# [TASK GOAL]
Write out the records word for word, with no pictures.

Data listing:

▬▬▬▬▬▬

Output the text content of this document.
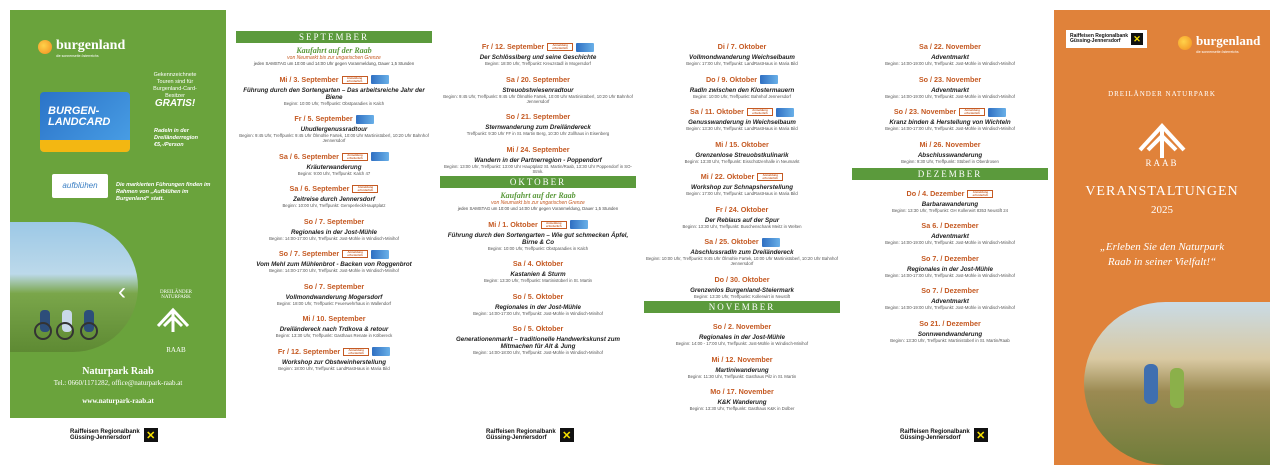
burgenland
die sonnenseite österreichs
BURGEN-LANDCARD
Gekennzeichnete Touren sind für Burgenland-Card-Besitzer
GRATIS!
Radeln in der Dreiländerregion
€5,-/Person
aufblühen	Die markierten Führungen finden im Rahmen von „Aufblühen im Burgenland“ statt.
‹	DREILÄNDER NATURPARK
RAAB
Naturpark Raab
Tel.: 0660/1171282, office@naturpark-raab.at
www.naturpark-raab.at
Raiffeisen Regionalbank
Güssing-Jennersdorf	✕
SEPTEMBER
Kaufahrt auf der Raab
von Neumarkt bis zur ungarischen Grenze
jeden SAMSTAG um 10:00 und 14:00 Uhr gegen Voranmeldung, Dauer 1,5 Stunden
Mi / 3. September	Anmeldung erforderlich
Führung durch den Sortengarten – Das arbeitsreiche Jahr der Biene
Beginn: 10:00 Uhr, Treffpunkt: Obstparadies in Kalch
Fr / 5. September
Uhudlergenussradtour
Beginn: 9:45 Uhr, Treffpunkt: 9:45 Uhr Ölmühle Fartek, 10:00 Uhr Martinistüberl, 10:20 Uhr Bahnhof Jennersdorf
Sa / 6. September	Anmeldung erforderlich
Kräuterwanderung
Beginn: 9:00 Uhr, Treffpunkt: Kalch 47
Sa / 6. September	Anmeldung erforderlich
Zeitreise durch Jennersdorf
Beginn: 10:00 Uhr, Treffpunkt: Gemperleck/Hauptplatz
So / 7. September
Regionales in der Jost-Mühle
Beginn: 14:00-17:00 Uhr, Treffpunkt: Jost-Mühle in Windisch-Minihof
So / 7. September	Anmeldung erforderlich
Vom Mehl zum Mühlenbrot - Backen von Roggenbrot
Beginn: 14:00-17:00 Uhr, Treffpunkt: Jost-Mühle in Windisch-Minihof
So / 7. September
Vollmondwanderung Mogersdorf
Beginn: 18:00 Uhr, Treffpunkt: Feuerwehrhaus in Wallendorf
Mi / 10. September
Dreiländereck nach Trdkova & retour
Beginn: 13:30 Uhr, Treffpunkt: Gasthaus Renate in Kölbereck
Fr / 12. September	Anmeldung erforderlich
Workshop zur Obstweinherstellung
Beginn: 18:00 Uhr, Treffpunkt: LandRastHaus in Maria Bild
Fr / 12. September	Anmeldung erforderlich
Der Schlösslberg und seine Geschichte
Beginn: 18:00 Uhr, Treffpunkt: Kreuzstadl in Mogersdorf
Sa / 20. September
Streuobstwiesenradtour
Beginn: 9:45 Uhr, Treffpunkt: 9:45 Uhr Ölmühle Fartek, 10:00 Uhr Martinistüberl, 10:20 Uhr Bahnhof Jennersdorf
So / 21. September
Sternwanderung zum Dreiländereck
Treffpunkt: 9:30 Uhr FF in St. Martin Berg, 10:30 Uhr Zollhaus in Eisenberg
Mi / 24. September
Wandern in der Partnerregion - Poppendorf
Beginn: 13:00 Uhr, Treffpunkt: 13:00 Uhr Hauptplatz St. Martin/Raab, 13:30 Uhr Poppendorf in SO-Stmk.
OKTOBER
Kaufahrt auf der Raab
von Neumarkt bis zur ungarischen Grenze
jeden SAMSTAG um 10:00 und 14:00 Uhr gegen Voranmeldung, Dauer 1,5 Stunden
Mi / 1. Oktober	Anmeldung erforderlich
Führung durch den Sortengarten – Wie gut schmecken Äpfel, Birne & Co
Beginn: 10:00 Uhr, Treffpunkt: Obstparadies in Kalch
Sa / 4. Oktober
Kastanien & Sturm
Beginn: 13:30 Uhr, Treffpunkt: Martinistüberl in St. Martin
So / 5. Oktober
Regionales in der Jost-Mühle
Beginn: 14:00-17:00 Uhr, Treffpunkt: Jost-Mühle in Windisch-Minihof
So / 5. Oktober
Generationenmarkt – traditionelle Handwerkskunst zum Mitmachen für Alt & Jung
Beginn: 14:00-18:00 Uhr, Treffpunkt: Jost-Mühle in Windisch-Minihof
Raiffeisen Regionalbank
Güssing-Jennersdorf	✕
Di / 7. Oktober
Vollmondwanderung Weichselbaum
Beginn: 17:00 Uhr, Treffpunkt: LandRastHaus in Maria Bild
Do / 9. Oktober
Radln zwischen den Klostermauern
Beginn: 10:00 Uhr, Treffpunkt: Bahnhof Jennersdorf
Sa / 11. Oktober	Anmeldung erforderlich
Genusswanderung in Weichselbaum
Beginn: 13:30 Uhr, Treffpunkt: LandRastHaus in Maria Bild
Mi / 15. Oktober
Grenzenlose Streuobstkulinarik
Beginn: 13:30 Uhr, Treffpunkt: Eisschützenhalle in Neumarkt
Mi / 22. Oktober	Anmeldung erforderlich
Workshop zur Schnapsherstellung
Beginn: 17:00 Uhr, Treffpunkt: LandRastHaus in Maria Bild
Fr / 24. Oktober
Der Reblaus auf der Spur
Beginn: 13:30 Uhr, Treffpunkt: Buschenschank Meitz in Welten
Sa / 25. Oktober
Abschlussradln zum Dreiländereck
Beginn: 10:00 Uhr, Treffpunkt: 9:45 Uhr Ölmühle Fartek, 10:00 Uhr Martinistüberl, 10:20 Uhr Bahnhof Jennersdorf
Do / 30. Oktober
Grenzenlos Burgenland-Steiermark
Beginn: 13:30 Uhr, Treffpunkt: Kollerwirt in Neustift
NOVEMBER
So / 2. November
Regionales in der Jost-Mühle
Beginn: 14:00 - 17:00 Uhr, Treffpunkt: Jost-Mühle in Windisch-Minihof
Mi / 12. November
Martiniwanderung
Beginn: 11:30 Uhr, Treffpunkt: Gasthaus Pilz in St. Martin
Mo / 17. November
K&K Wanderung
Beginn: 13:30 Uhr, Treffpunkt: Gasthaus K&K in Dolber
Sa / 22. November
Adventmarkt
Beginn: 14:00-19:00 Uhr, Treffpunkt: Jost-Mühle in Windisch-Minihof
So / 23. November
Adventmarkt
Beginn: 14:00-19:00 Uhr, Treffpunkt: Jost-Mühle in Windisch-Minihof
So / 23. November	Anmeldung erforderlich
Kranz binden & Herstellung von Wichteln
Beginn: 14:00-17:00 Uhr, Treffpunkt: Jost-Mühle in Windisch-Minihof
Mi / 26. November
Abschlusswanderung
Beginn: 9:30 Uhr, Treffpunkt: Stüberl in Oberdrosen
DEZEMBER
Do / 4. Dezember	Anmeldung erforderlich
Barbarawanderung
Beginn: 13:30 Uhr, Treffpunkt: GH Kollerwirt 8353 Neustift 24
Sa 6. / Dezember
Adventmarkt
Beginn: 14:00-19:00 Uhr, Treffpunkt: Jost-Mühle in Windisch-Minihof
So 7. / Dezember
Regionales in der Jost-Mühle
Beginn: 14:00-17:00 Uhr, Treffpunkt: Jost-Mühle in Windisch-Minihof
So 7. / Dezember
Adventmarkt
Beginn: 14:00-19:00 Uhr, Treffpunkt: Jost-Mühle in Windisch-Minihof
So 21. / Dezember
Sonnwendwanderung
Beginn: 13:30 Uhr, Treffpunkt: Martinistüberl in St. Martin/Raab
Raiffeisen Regionalbank
Güssing-Jennersdorf	✕
Raiffeisen Regionalbank
Güssing-Jennersdorf	✕	burgenland
die sonnenseite österreichs
DREILÄNDER NATURPARK
RAAB
VERANSTALTUNGEN
2025
„Erleben Sie den Naturpark Raab in seiner Vielfalt!“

▬▬▬▬▬▬

# [SOLUTION]
Output the text content of this document.
burgenland
die sonnenseite österreichs
BURGEN-LANDCARD
Gekennzeichnete Touren sind für Burgenland-Card-Besitzer
GRATIS!
Radeln in der Dreiländerregion
€5,-/Person
aufblühen	Die markierten Führungen finden im Rahmen von „Aufblühen im Burgenland“ statt.
‹	DREILÄNDER NATURPARK
RAAB
Naturpark Raab
Tel.: 0660/1171282, office@naturpark-raab.at
www.naturpark-raab.at
Raiffeisen Regionalbank
Güssing-Jennersdorf	✕
SEPTEMBER
Kaufahrt auf der Raab
von Neumarkt bis zur ungarischen Grenze
jeden SAMSTAG um 10:00 und 14:00 Uhr gegen Voranmeldung, Dauer 1,5 Stunden
Mi / 3. September	Anmeldung erforderlich
Führung durch den Sortengarten – Das arbeitsreiche Jahr der Biene
Beginn: 10:00 Uhr, Treffpunkt: Obstparadies in Kalch
Fr / 5. September
Uhudlergenussradtour
Beginn: 9:45 Uhr, Treffpunkt: 9:45 Uhr Ölmühle Fartek, 10:00 Uhr Martinistüberl, 10:20 Uhr Bahnhof Jennersdorf
Sa / 6. September	Anmeldung erforderlich
Kräuterwanderung
Beginn: 9:00 Uhr, Treffpunkt: Kalch 47
Sa / 6. September	Anmeldung erforderlich
Zeitreise durch Jennersdorf
Beginn: 10:00 Uhr, Treffpunkt: Gemperleck/Hauptplatz
So / 7. September
Regionales in der Jost-Mühle
Beginn: 14:00-17:00 Uhr, Treffpunkt: Jost-Mühle in Windisch-Minihof
So / 7. September	Anmeldung erforderlich
Vom Mehl zum Mühlenbrot - Backen von Roggenbrot
Beginn: 14:00-17:00 Uhr, Treffpunkt: Jost-Mühle in Windisch-Minihof
So / 7. September
Vollmondwanderung Mogersdorf
Beginn: 18:00 Uhr, Treffpunkt: Feuerwehrhaus in Wallendorf
Mi / 10. September
Dreiländereck nach Trdkova & retour
Beginn: 13:30 Uhr, Treffpunkt: Gasthaus Renate in Kölbereck
Fr / 12. September	Anmeldung erforderlich
Workshop zur Obstweinherstellung
Beginn: 18:00 Uhr, Treffpunkt: LandRastHaus in Maria Bild
Fr / 12. September	Anmeldung erforderlich
Der Schlösslberg und seine Geschichte
Beginn: 18:00 Uhr, Treffpunkt: Kreuzstadl in Mogersdorf
Sa / 20. September
Streuobstwiesenradtour
Beginn: 9:45 Uhr, Treffpunkt: 9:45 Uhr Ölmühle Fartek, 10:00 Uhr Martinistüberl, 10:20 Uhr Bahnhof Jennersdorf
So / 21. September
Sternwanderung zum Dreiländereck
Treffpunkt: 9:30 Uhr FF in St. Martin Berg, 10:30 Uhr Zollhaus in Eisenberg
Mi / 24. September
Wandern in der Partnerregion - Poppendorf
Beginn: 13:00 Uhr, Treffpunkt: 13:00 Uhr Hauptplatz St. Martin/Raab, 13:30 Uhr Poppendorf in SO-Stmk.
OKTOBER
Kaufahrt auf der Raab
von Neumarkt bis zur ungarischen Grenze
jeden SAMSTAG um 10:00 und 14:00 Uhr gegen Voranmeldung, Dauer 1,5 Stunden
Mi / 1. Oktober	Anmeldung erforderlich
Führung durch den Sortengarten – Wie gut schmecken Äpfel, Birne & Co
Beginn: 10:00 Uhr, Treffpunkt: Obstparadies in Kalch
Sa / 4. Oktober
Kastanien & Sturm
Beginn: 13:30 Uhr, Treffpunkt: Martinistüberl in St. Martin
So / 5. Oktober
Regionales in der Jost-Mühle
Beginn: 14:00-17:00 Uhr, Treffpunkt: Jost-Mühle in Windisch-Minihof
So / 5. Oktober
Generationenmarkt – traditionelle Handwerkskunst zum Mitmachen für Alt & Jung
Beginn: 14:00-18:00 Uhr, Treffpunkt: Jost-Mühle in Windisch-Minihof
Raiffeisen Regionalbank
Güssing-Jennersdorf	✕
Di / 7. Oktober
Vollmondwanderung Weichselbaum
Beginn: 17:00 Uhr, Treffpunkt: LandRastHaus in Maria Bild
Do / 9. Oktober
Radln zwischen den Klostermauern
Beginn: 10:00 Uhr, Treffpunkt: Bahnhof Jennersdorf
Sa / 11. Oktober	Anmeldung erforderlich
Genusswanderung in Weichselbaum
Beginn: 13:30 Uhr, Treffpunkt: LandRastHaus in Maria Bild
Mi / 15. Oktober
Grenzenlose Streuobstkulinarik
Beginn: 13:30 Uhr, Treffpunkt: Eisschützenhalle in Neumarkt
Mi / 22. Oktober	Anmeldung erforderlich
Workshop zur Schnapsherstellung
Beginn: 17:00 Uhr, Treffpunkt: LandRastHaus in Maria Bild
Fr / 24. Oktober
Der Reblaus auf der Spur
Beginn: 13:30 Uhr, Treffpunkt: Buschenschank Meitz in Welten
Sa / 25. Oktober
Abschlussradln zum Dreiländereck
Beginn: 10:00 Uhr, Treffpunkt: 9:45 Uhr Ölmühle Fartek, 10:00 Uhr Martinistüberl, 10:20 Uhr Bahnhof Jennersdorf
Do / 30. Oktober
Grenzenlos Burgenland-Steiermark
Beginn: 13:30 Uhr, Treffpunkt: Kollerwirt in Neustift
NOVEMBER
So / 2. November
Regionales in der Jost-Mühle
Beginn: 14:00 - 17:00 Uhr, Treffpunkt: Jost-Mühle in Windisch-Minihof
Mi / 12. November
Martiniwanderung
Beginn: 11:30 Uhr, Treffpunkt: Gasthaus Pilz in St. Martin
Mo / 17. November
K&K Wanderung
Beginn: 13:30 Uhr, Treffpunkt: Gasthaus K&K in Dolber
Sa / 22. November
Adventmarkt
Beginn: 14:00-19:00 Uhr, Treffpunkt: Jost-Mühle in Windisch-Minihof
So / 23. November
Adventmarkt
Beginn: 14:00-19:00 Uhr, Treffpunkt: Jost-Mühle in Windisch-Minihof
So / 23. November	Anmeldung erforderlich
Kranz binden & Herstellung von Wichteln
Beginn: 14:00-17:00 Uhr, Treffpunkt: Jost-Mühle in Windisch-Minihof
Mi / 26. November
Abschlusswanderung
Beginn: 9:30 Uhr, Treffpunkt: Stüberl in Oberdrosen
DEZEMBER
Do / 4. Dezember	Anmeldung erforderlich
Barbarawanderung
Beginn: 13:30 Uhr, Treffpunkt: GH Kollerwirt 8353 Neustift 24
Sa 6. / Dezember
Adventmarkt
Beginn: 14:00-19:00 Uhr, Treffpunkt: Jost-Mühle in Windisch-Minihof
So 7. / Dezember
Regionales in der Jost-Mühle
Beginn: 14:00-17:00 Uhr, Treffpunkt: Jost-Mühle in Windisch-Minihof
So 7. / Dezember
Adventmarkt
Beginn: 14:00-19:00 Uhr, Treffpunkt: Jost-Mühle in Windisch-Minihof
So 21. / Dezember
Sonnwendwanderung
Beginn: 13:30 Uhr, Treffpunkt: Martinistüberl in St. Martin/Raab
Raiffeisen Regionalbank
Güssing-Jennersdorf	✕
Raiffeisen Regionalbank
Güssing-Jennersdorf	✕	burgenland
die sonnenseite österreichs
DREILÄNDER NATURPARK
RAAB
VERANSTALTUNGEN
2025
„Erleben Sie den Naturpark Raab in seiner Vielfalt!“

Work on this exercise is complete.